== RECORDED DATA ==

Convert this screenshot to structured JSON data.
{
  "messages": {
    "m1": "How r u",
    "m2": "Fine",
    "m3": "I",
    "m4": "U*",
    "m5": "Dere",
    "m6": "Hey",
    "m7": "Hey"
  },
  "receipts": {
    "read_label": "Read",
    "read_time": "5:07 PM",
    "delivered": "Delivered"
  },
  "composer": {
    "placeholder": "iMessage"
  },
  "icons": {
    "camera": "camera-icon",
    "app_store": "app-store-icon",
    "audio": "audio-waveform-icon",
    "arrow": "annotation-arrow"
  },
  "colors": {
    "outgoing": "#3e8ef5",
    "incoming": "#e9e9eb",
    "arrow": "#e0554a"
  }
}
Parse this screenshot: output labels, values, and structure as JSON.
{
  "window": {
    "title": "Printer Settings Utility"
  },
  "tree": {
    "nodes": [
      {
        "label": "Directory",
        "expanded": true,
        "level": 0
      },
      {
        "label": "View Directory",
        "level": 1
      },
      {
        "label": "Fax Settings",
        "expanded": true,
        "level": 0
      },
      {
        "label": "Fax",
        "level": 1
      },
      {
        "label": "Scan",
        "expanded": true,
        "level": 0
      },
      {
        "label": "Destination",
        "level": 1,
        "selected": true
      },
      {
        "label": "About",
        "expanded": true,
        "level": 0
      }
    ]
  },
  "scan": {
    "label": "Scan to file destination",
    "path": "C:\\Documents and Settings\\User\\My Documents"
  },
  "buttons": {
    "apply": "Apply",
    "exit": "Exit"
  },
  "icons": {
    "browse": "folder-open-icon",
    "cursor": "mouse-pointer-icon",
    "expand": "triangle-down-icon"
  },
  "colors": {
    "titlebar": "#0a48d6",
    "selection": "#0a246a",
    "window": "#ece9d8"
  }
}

===

Pick out the lines containing the word "Settings" and show them.

SOLUTION ->
    "title": "Printer Settings Utility"
        "label": "Fax Settings",
    "path": "C:\\Documents and Settings\\User\\My Documents"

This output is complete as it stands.